* **Exercise task**:
Report each line of the data that has "daniao" somewhere in it.

Dataset entries
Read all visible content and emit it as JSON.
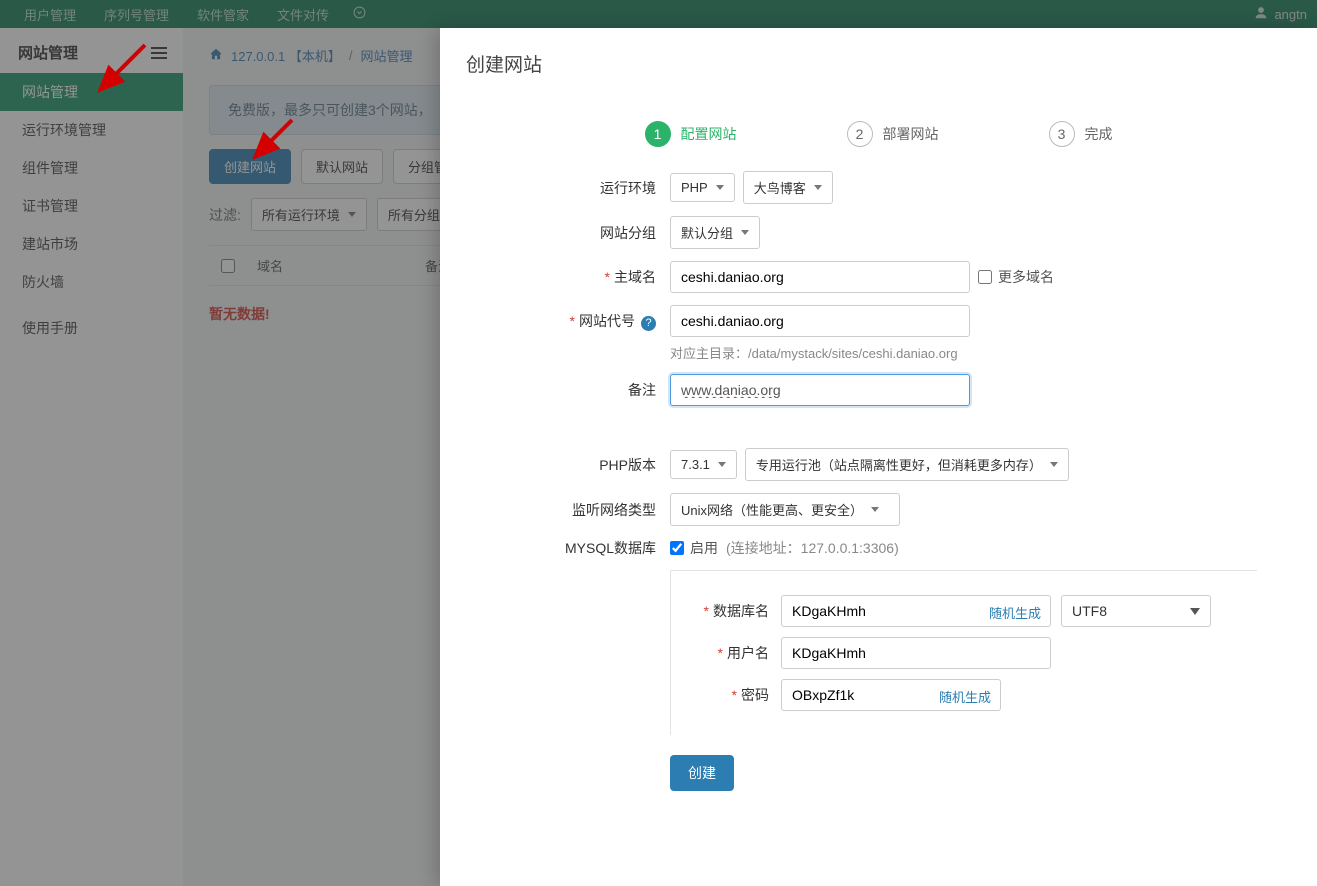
{
  "topnav": {
    "items": [
      "用户管理",
      "序列号管理",
      "软件管家",
      "文件对传"
    ],
    "username": "angtn"
  },
  "sidebar": {
    "title": "网站管理",
    "items": [
      "网站管理",
      "运行环境管理",
      "组件管理",
      "证书管理",
      "建站市场",
      "防火墙"
    ],
    "footer": "使用手册"
  },
  "breadcrumb": {
    "host": "127.0.0.1 【本机】",
    "section": "网站管理"
  },
  "notice": "免费版，最多只可创建3个网站，",
  "btns": {
    "create": "创建网站",
    "default": "默认网站",
    "group": "分组管理"
  },
  "filter": {
    "label": "过滤:",
    "env": "所有运行环境",
    "group": "所有分组"
  },
  "table": {
    "cols": [
      "域名",
      "备注"
    ],
    "empty": "暂无数据!"
  },
  "modal": {
    "title": "创建网站",
    "steps": [
      "配置网站",
      "部署网站",
      "完成"
    ],
    "labels": {
      "env": "运行环境",
      "group": "网站分组",
      "domain": "主域名",
      "more_domains": "更多域名",
      "code": "网站代号",
      "note": "备注",
      "php_ver": "PHP版本",
      "net_type": "监听网络类型",
      "mysql": "MYSQL数据库",
      "enable": "启用",
      "conn_hint": "(连接地址：127.0.0.1:3306)",
      "db_name": "数据库名",
      "db_user": "用户名",
      "db_pass": "密码",
      "gen": "随机生成",
      "create": "创建"
    },
    "values": {
      "env_php": "PHP",
      "env_blog": "大鸟博客",
      "group_default": "默认分组",
      "domain": "ceshi.daniao.org",
      "code": "ceshi.daniao.org",
      "dir_hint": "对应主目录：/data/mystack/sites/ceshi.daniao.org",
      "note": "www.daniao.org",
      "php_ver": "7.3.1",
      "php_pool": "专用运行池（站点隔离性更好，但消耗更多内存）",
      "net_type": "Unix网络（性能更高、更安全）",
      "db_name": "KDgaKHmh",
      "db_user": "KDgaKHmh",
      "db_pass": "OBxpZf1k",
      "encoding": "UTF8"
    }
  }
}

* **Full answer**:
      "domain": "ceshi.daniao.org",
      "code": "ceshi.daniao.org",
      "dir_hint": "对应主目录：/data/mystack/sites/ceshi.daniao.org",
      "note": "www.daniao.org",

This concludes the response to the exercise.